= Passage provided =

Start of Block

One faith outreach effort in 2020 has gone so far as to say it is “teaching Democrats how to speak evangelical”—as if evangelicals were the only, or at least the most important, religious demographic worth reaching.57 The initiative echoes the past when it argues that Democrats should focus their message to evangelicals on efforts to reduce the number of abortions rather than criminalization of abortion.58 This is the same argument that antiabortion figures in the Democratic Party have been making since at least the 2008 election, with little to show for it.
The reason for this failure may be that it is a funhouse mirror image of the central strategy of the antiabortion movement since the 1990s. This is when it began to focus on legislative efforts intended to reduce the number of abortions by restricting access to abortion services59—while ignoring or opposing the things that actually do so, such as sex education and access to contraception and reproductive health services. The Christian Right’s incremental approach to shrinking access to abortion services has led to numerous restrictions in the states, particularly since the Republican landslide of 2010, which created antiabortion legislative majorities in many states.60 Meanwhile, the abortion-reduction argument fell flat in the Democratic Party.
Continuing and compounding this problem is that those Democrats looking to get a bigger slice of the pie of religious voters in election years are not necessarily looking for prochoice voters. This is particularly so since “faith” became so conflated with “White evangelicals” and “White Catholics.” Democratic strategists have been targeting them, with little success. The values and programmatic ideas related to reproductive rights, access, and justice are often downplayed out of fear of alienating ostensibly “gettable” members of these groups.
Daniel Schultz wrote, “trying to make the Democratic Party more ‘faith friendly’ in order to draw in ‘persuadable’ social conservatives is, frankly, a waste of resources … there is no need to water down the identity of a nascent Religious Left by soft-peddling core social beliefs in order to reach swing voters.”61
Schultz’s point is important, in part because there are few sustained efforts to increase the size of the electoral pie by registering and engaging voters across the election cycle, let alone identifying, registering, and mobilizing a specifically prochoice religious electorate.62
“A truly progressive Religious Left will need to stand its ground on abortion,” Schultz has also written. “A truly faithful movement will need to seek hope and freedom for women beyond medicalized regulation of their bodies. Only when we understand that women must be empowered as a principled matter of justice will we be able to break new ground on this social, political, and religious dead zone.”63
In the religious community, there has been a temptation and a tendency to seek common ground with opponents. As worthy as those conversations may be, of far greater importance to the future of reproductive rights, access, and justice are conversations among those who already agree that when to have a child or terminate a pregnancy is a moral choice that people make all the time, taking into consideration their life situation and the needs of their current and future families. Most of the world’s major religious traditions recognize64 that people are fully capable of deciding when and under what circumstances to make that choice without direction from the state and other uninvited agencies.

End of Block

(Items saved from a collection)
Start of Block

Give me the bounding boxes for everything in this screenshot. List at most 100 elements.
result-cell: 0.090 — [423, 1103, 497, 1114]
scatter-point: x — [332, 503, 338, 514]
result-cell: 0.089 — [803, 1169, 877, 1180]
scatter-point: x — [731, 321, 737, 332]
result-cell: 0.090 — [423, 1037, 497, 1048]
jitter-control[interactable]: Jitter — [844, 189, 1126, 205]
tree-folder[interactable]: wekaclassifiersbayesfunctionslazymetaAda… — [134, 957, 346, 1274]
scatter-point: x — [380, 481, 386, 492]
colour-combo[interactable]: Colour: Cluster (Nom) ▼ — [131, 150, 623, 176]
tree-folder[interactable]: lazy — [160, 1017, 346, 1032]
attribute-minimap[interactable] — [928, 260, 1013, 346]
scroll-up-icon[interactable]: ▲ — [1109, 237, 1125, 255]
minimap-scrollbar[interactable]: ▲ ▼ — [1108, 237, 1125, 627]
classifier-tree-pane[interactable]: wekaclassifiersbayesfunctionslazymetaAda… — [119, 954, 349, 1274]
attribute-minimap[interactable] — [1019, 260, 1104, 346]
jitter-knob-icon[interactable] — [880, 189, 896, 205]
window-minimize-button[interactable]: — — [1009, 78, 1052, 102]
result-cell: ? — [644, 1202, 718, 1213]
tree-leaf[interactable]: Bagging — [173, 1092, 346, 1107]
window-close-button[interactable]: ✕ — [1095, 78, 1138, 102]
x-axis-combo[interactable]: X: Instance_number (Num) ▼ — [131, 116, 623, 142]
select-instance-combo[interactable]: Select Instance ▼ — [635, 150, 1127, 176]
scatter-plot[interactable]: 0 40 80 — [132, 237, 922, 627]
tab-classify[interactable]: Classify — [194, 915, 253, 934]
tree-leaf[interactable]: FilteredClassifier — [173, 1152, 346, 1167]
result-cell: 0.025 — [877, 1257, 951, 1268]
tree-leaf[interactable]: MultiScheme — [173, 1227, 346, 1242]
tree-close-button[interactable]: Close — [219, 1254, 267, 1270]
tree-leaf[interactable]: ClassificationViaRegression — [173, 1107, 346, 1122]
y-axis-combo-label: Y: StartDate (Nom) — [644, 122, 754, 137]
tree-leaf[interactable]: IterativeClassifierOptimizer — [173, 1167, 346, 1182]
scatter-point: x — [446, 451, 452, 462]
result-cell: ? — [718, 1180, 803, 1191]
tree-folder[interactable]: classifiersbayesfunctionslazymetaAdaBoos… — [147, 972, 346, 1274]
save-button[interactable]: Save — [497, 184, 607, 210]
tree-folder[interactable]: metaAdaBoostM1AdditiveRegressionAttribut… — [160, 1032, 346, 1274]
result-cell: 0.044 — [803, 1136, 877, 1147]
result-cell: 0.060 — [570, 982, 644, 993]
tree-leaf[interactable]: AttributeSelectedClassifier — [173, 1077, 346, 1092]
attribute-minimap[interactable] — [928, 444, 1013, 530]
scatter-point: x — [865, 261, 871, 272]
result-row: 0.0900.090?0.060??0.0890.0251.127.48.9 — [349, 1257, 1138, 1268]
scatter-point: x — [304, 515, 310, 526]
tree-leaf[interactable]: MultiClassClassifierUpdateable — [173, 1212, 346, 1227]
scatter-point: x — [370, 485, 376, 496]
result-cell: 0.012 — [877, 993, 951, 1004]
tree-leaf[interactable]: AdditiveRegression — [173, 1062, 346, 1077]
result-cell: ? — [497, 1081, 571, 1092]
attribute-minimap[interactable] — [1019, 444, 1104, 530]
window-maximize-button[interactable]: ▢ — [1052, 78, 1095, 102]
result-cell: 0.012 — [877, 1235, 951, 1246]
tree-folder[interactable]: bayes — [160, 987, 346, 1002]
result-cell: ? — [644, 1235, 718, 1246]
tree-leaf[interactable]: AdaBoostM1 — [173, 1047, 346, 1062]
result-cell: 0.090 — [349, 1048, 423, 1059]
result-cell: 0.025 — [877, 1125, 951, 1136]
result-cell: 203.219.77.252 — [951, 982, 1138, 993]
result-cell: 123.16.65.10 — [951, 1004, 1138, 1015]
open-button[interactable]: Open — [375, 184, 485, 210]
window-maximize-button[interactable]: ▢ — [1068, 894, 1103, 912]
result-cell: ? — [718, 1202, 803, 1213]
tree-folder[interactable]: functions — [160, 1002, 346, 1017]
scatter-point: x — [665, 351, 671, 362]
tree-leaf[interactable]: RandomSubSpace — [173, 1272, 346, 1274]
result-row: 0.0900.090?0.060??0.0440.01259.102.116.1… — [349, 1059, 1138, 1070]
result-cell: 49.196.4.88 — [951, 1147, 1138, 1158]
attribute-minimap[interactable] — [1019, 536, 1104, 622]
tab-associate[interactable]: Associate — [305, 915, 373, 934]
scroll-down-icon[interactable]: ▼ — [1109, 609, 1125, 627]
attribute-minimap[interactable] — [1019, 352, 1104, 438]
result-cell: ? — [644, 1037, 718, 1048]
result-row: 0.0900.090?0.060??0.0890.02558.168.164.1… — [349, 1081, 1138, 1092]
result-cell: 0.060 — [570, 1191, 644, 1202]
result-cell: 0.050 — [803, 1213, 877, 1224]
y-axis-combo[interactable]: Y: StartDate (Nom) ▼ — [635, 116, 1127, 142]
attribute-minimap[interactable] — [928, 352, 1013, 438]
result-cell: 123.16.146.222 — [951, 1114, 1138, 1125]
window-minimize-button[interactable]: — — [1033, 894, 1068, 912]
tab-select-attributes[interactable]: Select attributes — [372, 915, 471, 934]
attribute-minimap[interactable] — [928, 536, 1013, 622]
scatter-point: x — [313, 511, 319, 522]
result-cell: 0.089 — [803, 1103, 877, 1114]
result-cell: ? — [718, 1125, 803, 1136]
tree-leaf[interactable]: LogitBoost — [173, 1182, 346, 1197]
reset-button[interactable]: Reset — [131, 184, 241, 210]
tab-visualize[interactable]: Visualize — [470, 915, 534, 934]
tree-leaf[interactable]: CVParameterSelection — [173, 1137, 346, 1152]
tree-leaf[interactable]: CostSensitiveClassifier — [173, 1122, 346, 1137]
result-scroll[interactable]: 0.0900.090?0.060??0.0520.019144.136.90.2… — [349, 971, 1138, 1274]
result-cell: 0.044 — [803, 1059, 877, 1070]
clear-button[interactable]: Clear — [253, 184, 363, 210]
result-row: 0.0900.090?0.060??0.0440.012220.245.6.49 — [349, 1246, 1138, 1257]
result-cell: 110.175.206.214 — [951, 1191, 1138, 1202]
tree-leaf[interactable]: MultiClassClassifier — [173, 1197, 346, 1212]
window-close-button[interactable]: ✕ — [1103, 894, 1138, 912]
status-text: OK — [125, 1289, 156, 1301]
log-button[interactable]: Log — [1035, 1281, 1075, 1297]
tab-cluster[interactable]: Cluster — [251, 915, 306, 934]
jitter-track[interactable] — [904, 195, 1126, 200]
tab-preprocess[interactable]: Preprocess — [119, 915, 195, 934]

End of Block

= Work task =
Reproduce word for word the section of the passage on Democratic faith outreach and abortion politics, starting with "One faith outreach" and going on through "show for it.". None of these records has any bearing on what is asked here.

= Written answer =
One faith outreach effort in 2020 has gone so far as to say it is “teaching Democrats how to speak evangelical”—as if evangelicals were the only, or at least the most important, religious demographic worth reaching.57 The initiative echoes the past when it argues that Democrats should focus their message to evangelicals on efforts to reduce the number of abortions rather than criminalization of abortion.58 This is the same argument that antiabortion figures in the Democratic Party have been making since at least the 2008 election, with little to show for it.